- [Requirements]: Transcribe verbatim the stretch of the Hanwha Life Esports text from "In middle 2018, HLE" through "in Berlin, Germany.".

- [Source extract]:
Hanwha Life Esports (HLE) is a South Korean esports organization based in Seoul, owned by Hanwha Life Insurance. It has teams competing in League of Legends and Kart Rider, with the former competing in the LCK, South Korea's top level professional league for the game.

In middle 2018, HLE acquired the League of Legends team and LCK spot of Tigers. At the 2015 League of Legends World Championship, the team (as KOO Tigers) placed second in their preliminary group before beating KT Rolster and Fnatic in the bracket stage. The team finished as runner-ups after facing SK Telecom T1 in the finals in Berlin, Germany.

The team (as ROX Tigers) won their first LCK title after winning the 2016 Summer League of Legends Champions Korea playoffs. At the 2016 League of Legends World Championship, team finished as third place after lost again to SK Telecom T1 2–3, although leaded the series 2–1.

History

Tigers era

2014 
Tigers was founded in November 2014 by Chinese social networking site YY. YY's parent company Guongzhou Huaduo Network Technology, LLC. (Duowan Inc.) hoped to promote their newly renamed streaming site, HUYA.com, in South Korea by creating a team built around well-known Korean players. The team was registered under Duowan's Korean subsidiary GE Entertainment.

The initial roster, announced under the name HUYA Tigers, included former members of NaJin Sword, NaJin Shield, and Incredible Miracle 1: top laner Smeb, jungler Lee, mid laner KurO, AD carry PraY, and support GorillA comprised the initial lineup, with NoFe as head coach. Shortly after its formation, the team qualified for the League of Legends Champions Korea Spring Qualifiers, placing first in the group stage over Team Avalanche. They went 2–1 in the final stage and qualified for SBENU Champions Spring 2015. In the Champions Spring pre-season, HUYA Tigers finished tied for third place with KT Rolster, each with 7 points. They renamed to GE Tigers at the start of the Spring Season.

- [Supplied entries]:
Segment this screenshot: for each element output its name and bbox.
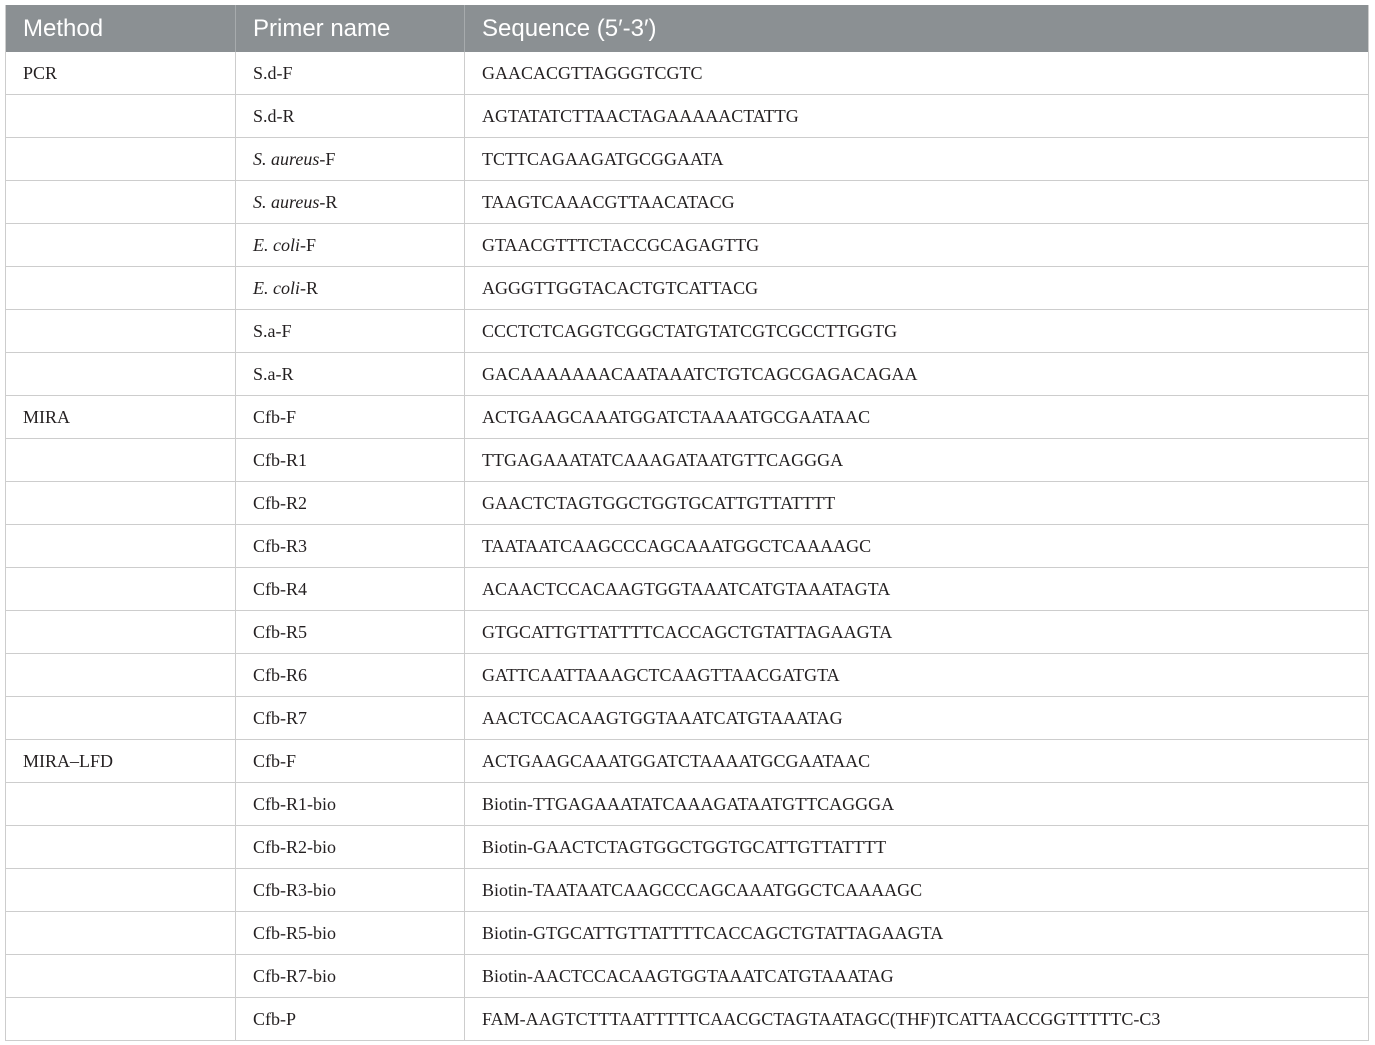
primer-name-cell xyxy=(235,998,464,1040)
method-cell xyxy=(6,697,235,739)
primer-name-cell xyxy=(235,439,464,481)
method-cell xyxy=(6,912,235,954)
table-row xyxy=(6,52,1368,95)
method-column-header: Method xyxy=(23,14,104,42)
table-row xyxy=(6,740,1368,783)
primer-name-cell xyxy=(235,955,464,997)
primer-name-text: Cfb-R4 xyxy=(253,578,307,599)
primer-name-cell xyxy=(235,697,464,739)
method-cell xyxy=(6,95,235,137)
primer-name-text: Cfb-P xyxy=(253,1008,297,1029)
method-cell xyxy=(6,998,235,1040)
sequence-cell: TAATAATCAAGCCCAGCAAATGGCTCAAAAGC xyxy=(464,525,1368,567)
primer-name-text: Cfb-R3 xyxy=(253,535,307,556)
sequence-cell: AGTATATCTTAACTAGAAAAACTATTG xyxy=(464,95,1368,137)
table-row xyxy=(6,697,1368,740)
method-cell xyxy=(6,826,235,868)
sequence-cell: Biotin-TAATAATCAAGCCCAGCAAATGGCTCAAAAGC xyxy=(464,869,1368,911)
sequence-cell: ACTGAAGCAAATGGATCTAAAATGCGAATAAC xyxy=(464,740,1368,782)
primer-name-text: -F xyxy=(300,234,317,255)
table-row xyxy=(6,138,1368,181)
primer-name-text: S.d-R xyxy=(253,105,295,126)
primer-name-column-header: Primer name xyxy=(235,5,464,52)
primer-name-cell xyxy=(235,224,464,266)
method-cell xyxy=(6,267,235,309)
sequence-cell: Biotin-GAACTCTAGTGGCTGGTGCATTGTTATTTT xyxy=(464,826,1368,868)
primer-name-text: Cfb-R5 xyxy=(253,621,307,642)
primer-name-cell xyxy=(235,138,464,180)
sequence-cell: GACAAAAAAACAATAAATCTGTCAGCGAGACAGAA xyxy=(464,353,1368,395)
primer-name-cell xyxy=(235,912,464,954)
method-cell xyxy=(6,955,235,997)
table-row xyxy=(6,525,1368,568)
primer-name-text: Cfb-R2 xyxy=(253,492,307,513)
table-row xyxy=(6,654,1368,697)
method-cell xyxy=(6,353,235,395)
primer-name-text: Cfb-R7-bio xyxy=(253,965,336,986)
sequence-cell: GATTCAATTAAAGCTCAAGTTAACGATGTA xyxy=(464,654,1368,696)
primer-name-cell xyxy=(235,353,464,395)
table-row xyxy=(6,912,1368,955)
primer-name-text: Cfb-F xyxy=(253,750,297,771)
method-cell xyxy=(6,525,235,567)
primer-name-text: -F xyxy=(319,148,336,169)
method-cell xyxy=(6,439,235,481)
primer-name-species: E. coli xyxy=(253,277,300,298)
table-header-row xyxy=(6,5,1368,52)
table-row xyxy=(6,783,1368,826)
primer-name-cell xyxy=(235,267,464,309)
table-row xyxy=(6,611,1368,654)
primer-name-text: S.a-R xyxy=(253,363,294,384)
primer-name-cell xyxy=(235,482,464,524)
primer-name-cell xyxy=(235,568,464,610)
method-cell xyxy=(6,310,235,352)
table-row xyxy=(6,482,1368,525)
primer-name-text: Cfb-R1-bio xyxy=(253,793,336,814)
primer-name-species: S. aureus xyxy=(253,148,320,169)
table-row xyxy=(6,224,1368,267)
primer-name-text: S.a-F xyxy=(253,320,292,341)
primer-name-cell xyxy=(235,869,464,911)
method-cell xyxy=(6,869,235,911)
sequence-cell: TCTTCAGAAGATGCGGAATA xyxy=(464,138,1368,180)
sequence-cell: Biotin-AACTCCACAAGTGGTAAATCATGTAAATAG xyxy=(464,955,1368,997)
table-row xyxy=(6,955,1368,998)
primer-name-text: S.d-F xyxy=(253,62,293,83)
method-cell xyxy=(6,783,235,825)
primer-name-text: Cfb-R5-bio xyxy=(253,922,336,943)
primer-name-cell xyxy=(235,826,464,868)
primer-name-cell xyxy=(235,611,464,653)
table-row xyxy=(6,267,1368,310)
primer-name-cell xyxy=(235,310,464,352)
table-body xyxy=(6,52,1368,1041)
sequence-cell: ACTGAAGCAAATGGATCTAAAATGCGAATAAC xyxy=(464,396,1368,438)
primer-name-cell xyxy=(235,95,464,137)
method-cell xyxy=(6,654,235,696)
sequence-cell: GAACTCTAGTGGCTGGTGCATTGTTATTTT xyxy=(464,482,1368,524)
table-row xyxy=(6,353,1368,396)
primer-name-cell xyxy=(235,783,464,825)
primer-name-text: Cfb-F xyxy=(253,406,297,427)
table-row xyxy=(6,568,1368,611)
sequence-cell: CCCTCTCAGGTCGGCTATGTATCGTCGCCTTGGTG xyxy=(464,310,1368,352)
sequence-cell: FAM-AAGTCTTTAATTTTTCAACGCTAGTAATAGC(THF)TCATTAACCGGTTTTTC-C3 xyxy=(464,998,1368,1040)
primer-name-text: Cfb-R7 xyxy=(253,707,307,728)
method-cell xyxy=(6,181,235,223)
sequence-cell: AACTCCACAAGTGGTAAATCATGTAAATAG xyxy=(464,697,1368,739)
sequence-cell: GTAACGTTTCTACCGCAGAGTTG xyxy=(464,224,1368,266)
method-cell: MIRA xyxy=(23,406,71,427)
table-row xyxy=(6,998,1368,1041)
sequence-cell: Biotin-GTGCATTGTTATTTTCACCAGCTGTATTAGAAGTA xyxy=(464,912,1368,954)
method-cell: PCR xyxy=(23,62,58,83)
table-row xyxy=(6,95,1368,138)
table-row xyxy=(6,181,1368,224)
primer-name-species: S. aureus xyxy=(253,191,320,212)
method-cell: MIRA–LFD xyxy=(23,750,114,771)
sequence-cell: GAACACGTTAGGGTCGTC xyxy=(464,52,1368,94)
primer-name-text: Cfb-R3-bio xyxy=(253,879,336,900)
sequence-cell: Biotin-TTGAGAAATATCAAAGATAATGTTCAGGGA xyxy=(464,783,1368,825)
sequence-cell: GTGCATTGTTATTTTCACCAGCTGTATTAGAAGTA xyxy=(464,611,1368,653)
primer-name-text: -R xyxy=(319,191,338,212)
primer-name-cell xyxy=(235,654,464,696)
table-row xyxy=(6,869,1368,912)
sequence-cell: TAAGTCAAACGTTAACATACG xyxy=(464,181,1368,223)
method-cell xyxy=(6,568,235,610)
table-row xyxy=(6,826,1368,869)
primer-name-text: Cfb-R2-bio xyxy=(253,836,336,857)
sequence-cell: TTGAGAAATATCAAAGATAATGTTCAGGGA xyxy=(464,439,1368,481)
primer-name-text: -R xyxy=(300,277,318,298)
method-cell xyxy=(6,611,235,653)
sequence-cell: AGGGTTGGTACACTGTCATTACG xyxy=(464,267,1368,309)
method-cell xyxy=(6,138,235,180)
table-row xyxy=(6,439,1368,482)
sequence-cell: ACAACTCCACAAGTGGTAAATCATGTAAATAGTA xyxy=(464,568,1368,610)
primer-name-text: Cfb-R1 xyxy=(253,449,307,470)
primer-name-cell xyxy=(235,525,464,567)
table-row xyxy=(6,310,1368,353)
primer-name-species: E. coli xyxy=(253,234,300,255)
primer-name-cell xyxy=(235,740,464,782)
primer-name-cell xyxy=(235,52,464,94)
primer-table xyxy=(5,5,1369,1041)
primer-name-text: Cfb-R6 xyxy=(253,664,307,685)
table-row xyxy=(6,396,1368,439)
method-cell xyxy=(6,482,235,524)
sequence-column-header: Sequence (5′-3′) xyxy=(464,5,1368,52)
method-cell xyxy=(6,224,235,266)
primer-name-cell xyxy=(235,181,464,223)
primer-name-cell xyxy=(235,396,464,438)
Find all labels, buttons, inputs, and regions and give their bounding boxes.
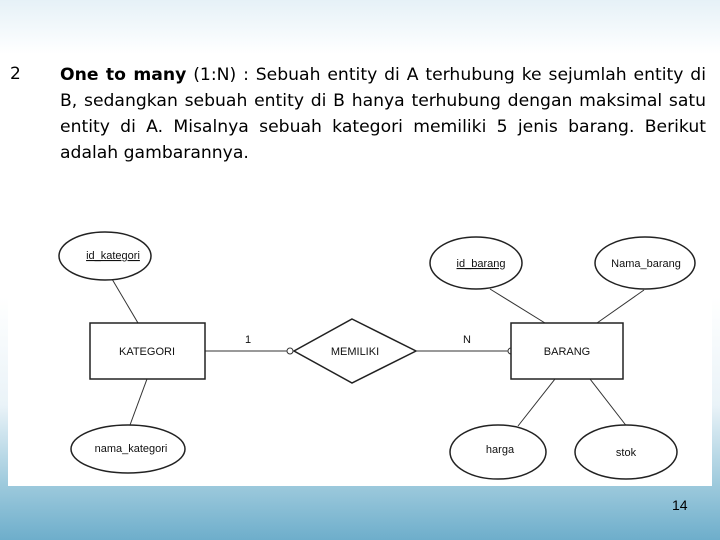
attr-nama-kategori-label: nama_kategori bbox=[94, 443, 168, 455]
attr-harga-label: harga bbox=[485, 444, 515, 456]
line-id-barang bbox=[490, 289, 545, 323]
cardinality-one: 1 bbox=[244, 334, 252, 346]
line-harga bbox=[518, 379, 555, 426]
attr-id-barang-label: id_barang bbox=[456, 258, 506, 270]
line-id-kategori bbox=[112, 279, 138, 323]
connector-dot-left bbox=[287, 348, 293, 354]
attr-id-kategori-label: id_kategori bbox=[86, 250, 140, 262]
term-label: One to many bbox=[60, 65, 187, 85]
entity-barang-label: BARANG bbox=[543, 346, 591, 358]
notation: (1:N) bbox=[193, 65, 237, 85]
description: : Sebuah entity di A terhubung ke sejumlah entity di B, sedangkan sebuah entity di B hanya terhubung dengan maksimal satu entity di A. Misalnya sebuah kategori memiliki 5 jenis barang. Berikut adalah gambarannya. bbox=[60, 65, 706, 163]
relationship-memiliki-label: MEMILIKI bbox=[330, 346, 380, 358]
line-nama-barang bbox=[597, 290, 644, 323]
page-number: 14 bbox=[672, 497, 688, 513]
line-nama-kategori bbox=[130, 379, 147, 425]
item-number: 2 bbox=[10, 64, 21, 84]
attr-stok-label: stok bbox=[615, 447, 637, 459]
attr-nama-barang-label: Nama_barang bbox=[611, 258, 681, 270]
entity-kategori-label: KATEGORI bbox=[118, 346, 176, 358]
line-stok bbox=[590, 379, 628, 428]
cardinality-many: N bbox=[463, 334, 471, 346]
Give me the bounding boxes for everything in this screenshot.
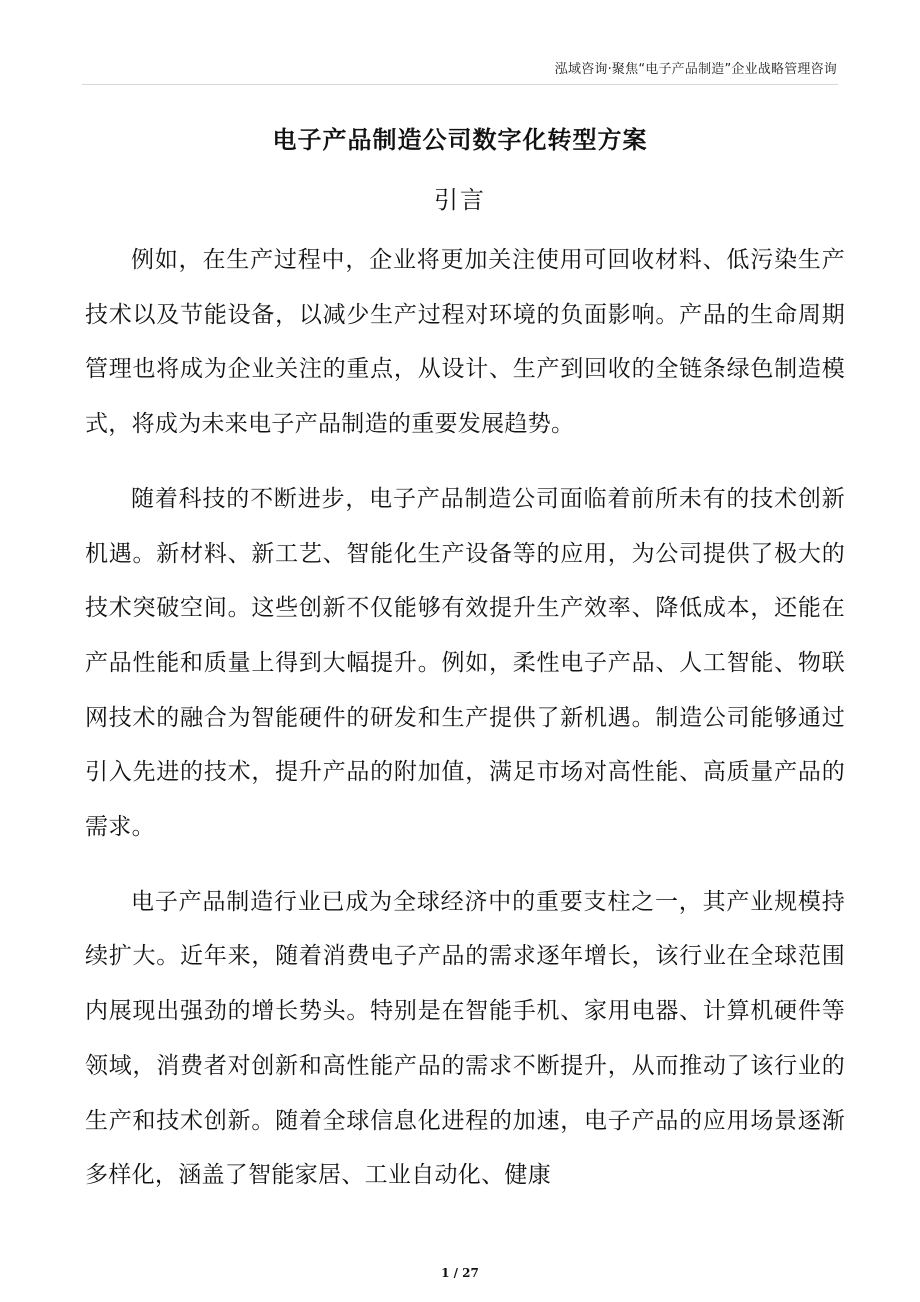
paragraph-2: 随着科技的不断进步，电子产品制造公司面临着前所未有的技术创新机遇。新材料、新工艺、智能化生产设备等的应用，为公司提供了极大的技术突破空间。这些创新不仅能够有效提升生产效率、降低成本，还能在产品性能和质量上得到大幅提升。例如，柔性电子产品、人工智能、物联网技术的融合为智能硬件的研发和生产提供了新机遇。制造公司能够通过引入先进的技术，提升产品的附加值，满足市场对高性能、高质量产品的需求。 <box>85 485 845 841</box>
page-header: 泓域咨询·聚焦“电子产品制造”企业战略管理咨询 <box>554 62 837 77</box>
document-body <box>85 233 845 1223</box>
paragraph-3: 电子产品制造行业已成为全球经济中的重要支柱之一，其产业规模持续扩大。近年来，随着消费电子产品的需求逐年增长，该行业在全球范围内展现出强劲的增长势头。特别是在智能手机、家用电器、计算机硬件等领域，消费者对创新和高性能产品的需求不断提升，从而推动了该行业的生产和技术创新。随着全球信息化进程的加速，电子产品的应用场景逐渐多样化，涵盖了智能家居、工业自动化、健康 <box>85 888 845 1189</box>
paragraph-1: 例如，在生产过程中，企业将更加关注使用可回收材料、低污染生产技术以及节能设备，以减少生产过程对环境的负面影响。产品的生命周期管理也将成为企业关注的重点，从设计、生产到回收的全链条绿色制造模式，将成为未来电子产品制造的重要发展趋势。 <box>85 247 845 438</box>
header-divider <box>82 84 838 85</box>
document-title: 电子产品制造公司数字化转型方案 <box>272 126 648 154</box>
section-heading: 引言 <box>434 186 486 214</box>
page-number: 1 / 27 <box>441 1266 479 1280</box>
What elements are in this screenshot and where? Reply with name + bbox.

- [Exercise output]:
In middle 2018, HLE acquired the League of Legends team and LCK spot of Tigers. At the 2015 League of Legends World Championship, the team (as KOO Tigers) placed second in their preliminary group before beating KT Rolster and Fnatic in the bracket stage. The team finished as runner-ups after facing SK Telecom T1 in the finals in Berlin, Germany.